- **SOURCE DOCUMENT**:
------------------------
I have endured trials and tribulations much worse now, since the trifling ones I went through during my journey into the dark underworld of my soul. These nightmares I have been living through in recent years (mostly as a result of the actions of the father of my daughter), have been HARD. However, I was just able to bear them enough for the sake of my daughter and the future.
I believe this was due, in large part, to having discovered a spiritual understanding I could sink my teeth into. These challenges I can now even see as an amazing opportunity for the growth of my soul (growth of my character, if you happen not to believe in God and eternal life).
I feel so much for all who are suffering in such loneliness and pain that they want to give up. It is so fudging hard to live on this planet for many people. The thing I intuited, during my own dark journey, before I started studying Christian Spiritism, was that it would be incredibly selfish to leave my loved ones by taking my own life.
ALSO, that IF I had left this life intentionally, it wouldn’t let me off the hook – Somehow I knew, or remembered, that I would have to come back to do this lesson of loneliness and feeling separate all over again. Probably another turn at life would carry with it a higher level of difficulty than I have experienced this time around. Christian Spiritism does confirm this earlier intuition that I had which kept me here on the planet then.
------------------------
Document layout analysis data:
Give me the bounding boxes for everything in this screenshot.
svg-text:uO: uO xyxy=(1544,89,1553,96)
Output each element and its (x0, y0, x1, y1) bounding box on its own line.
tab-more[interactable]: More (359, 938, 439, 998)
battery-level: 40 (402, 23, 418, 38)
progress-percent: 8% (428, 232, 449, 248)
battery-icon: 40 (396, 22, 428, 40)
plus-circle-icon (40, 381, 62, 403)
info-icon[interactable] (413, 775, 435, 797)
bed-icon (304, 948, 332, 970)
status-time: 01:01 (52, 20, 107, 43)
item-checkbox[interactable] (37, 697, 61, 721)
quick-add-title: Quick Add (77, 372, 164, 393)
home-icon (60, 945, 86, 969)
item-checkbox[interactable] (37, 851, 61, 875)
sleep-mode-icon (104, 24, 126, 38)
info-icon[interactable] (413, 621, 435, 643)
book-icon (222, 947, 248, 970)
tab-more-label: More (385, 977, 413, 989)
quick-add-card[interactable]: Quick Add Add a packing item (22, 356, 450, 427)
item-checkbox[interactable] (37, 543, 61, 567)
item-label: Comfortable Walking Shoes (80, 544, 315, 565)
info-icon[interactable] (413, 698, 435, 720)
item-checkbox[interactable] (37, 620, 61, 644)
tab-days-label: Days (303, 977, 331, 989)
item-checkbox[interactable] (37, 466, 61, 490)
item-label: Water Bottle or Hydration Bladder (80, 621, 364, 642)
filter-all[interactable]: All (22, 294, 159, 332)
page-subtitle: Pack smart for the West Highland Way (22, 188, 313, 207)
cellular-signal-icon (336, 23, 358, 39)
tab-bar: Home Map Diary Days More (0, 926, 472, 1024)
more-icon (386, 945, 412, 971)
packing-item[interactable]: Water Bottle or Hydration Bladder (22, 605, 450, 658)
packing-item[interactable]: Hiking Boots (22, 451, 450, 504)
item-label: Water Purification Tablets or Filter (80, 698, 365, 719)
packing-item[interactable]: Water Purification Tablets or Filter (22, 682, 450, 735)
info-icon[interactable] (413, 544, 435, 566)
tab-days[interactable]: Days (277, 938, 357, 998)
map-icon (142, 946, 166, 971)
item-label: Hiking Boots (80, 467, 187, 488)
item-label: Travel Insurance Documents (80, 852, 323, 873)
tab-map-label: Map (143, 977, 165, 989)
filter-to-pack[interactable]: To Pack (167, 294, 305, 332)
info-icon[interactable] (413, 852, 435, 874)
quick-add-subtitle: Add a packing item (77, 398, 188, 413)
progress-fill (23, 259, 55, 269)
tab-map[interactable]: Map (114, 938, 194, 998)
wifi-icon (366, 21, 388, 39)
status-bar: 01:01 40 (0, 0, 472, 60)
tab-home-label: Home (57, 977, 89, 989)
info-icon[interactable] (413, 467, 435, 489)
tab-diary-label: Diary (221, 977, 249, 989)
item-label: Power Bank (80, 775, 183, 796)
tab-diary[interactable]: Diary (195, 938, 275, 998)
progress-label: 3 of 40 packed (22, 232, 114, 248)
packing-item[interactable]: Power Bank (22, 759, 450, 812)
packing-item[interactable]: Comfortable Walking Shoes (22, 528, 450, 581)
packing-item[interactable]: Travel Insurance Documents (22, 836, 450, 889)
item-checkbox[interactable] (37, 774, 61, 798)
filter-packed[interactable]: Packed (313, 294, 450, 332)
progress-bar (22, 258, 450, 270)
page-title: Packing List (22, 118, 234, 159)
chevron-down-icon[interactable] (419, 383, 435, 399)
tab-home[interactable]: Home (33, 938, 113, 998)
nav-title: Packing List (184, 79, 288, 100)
------------------------
- **REQUIRED WORK**: In the spiritual reflection, what teaching does the writer say they started studying? This listing comes from a separate source, not from the reflection.

- **PROBLEM SOLUTION**: Christian Spiritism.